* [OBJECTIVE]
Give all the lines below again, exactly, with no pictures.

* [TASK INPUTS]
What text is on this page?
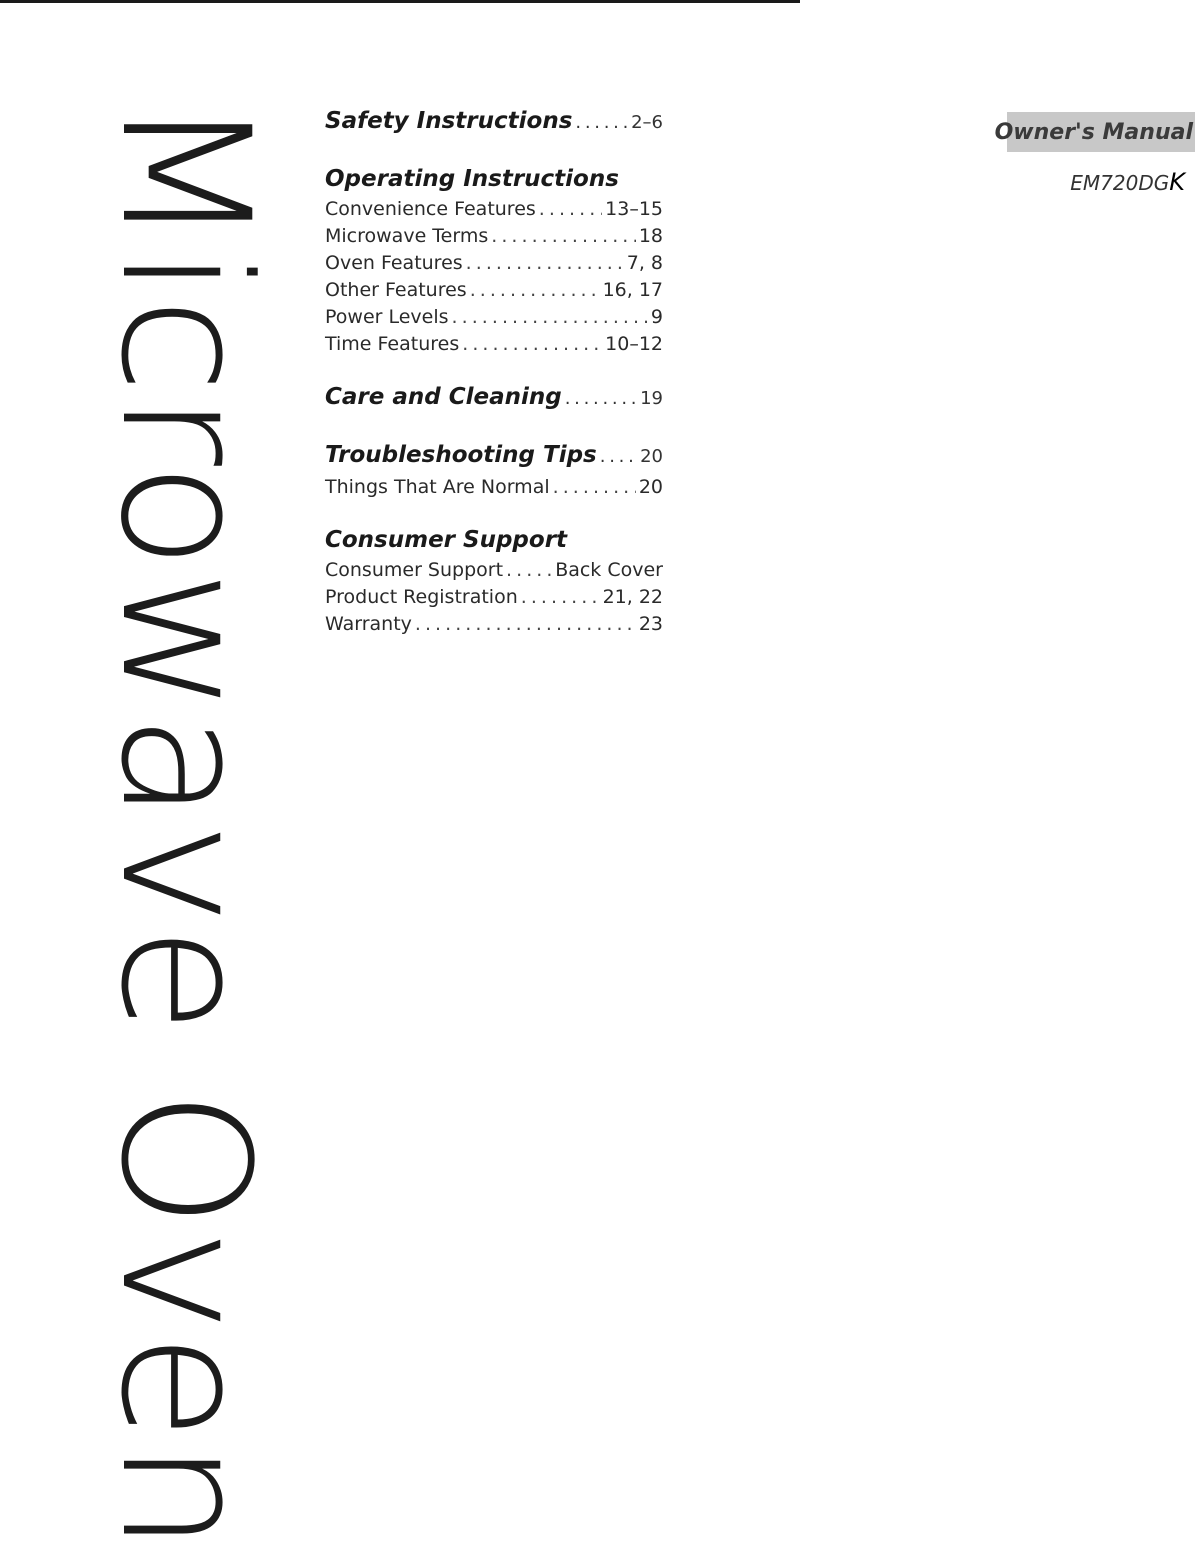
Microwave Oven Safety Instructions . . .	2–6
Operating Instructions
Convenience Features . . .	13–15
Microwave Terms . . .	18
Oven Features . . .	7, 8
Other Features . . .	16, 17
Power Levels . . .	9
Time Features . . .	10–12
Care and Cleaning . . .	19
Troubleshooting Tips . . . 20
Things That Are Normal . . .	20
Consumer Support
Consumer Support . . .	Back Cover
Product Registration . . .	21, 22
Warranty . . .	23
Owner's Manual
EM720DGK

* [CORRECT RESPONSE]
What text is on this page?
Microwave Oven Safety Instructions . . .	2–6
Operating Instructions
Convenience Features . . .	13–15
Microwave Terms . . .	18
Oven Features . . .	7, 8
Other Features . . .	16, 17
Power Levels . . .	9
Time Features . . .	10–12
Care and Cleaning . . .	19
Troubleshooting Tips . . . 20
Things That Are Normal . . .	20
Consumer Support
Consumer Support . . .	Back Cover
Product Registration . . .	21, 22
Warranty . . .	23
Owner's Manual
EM720DGK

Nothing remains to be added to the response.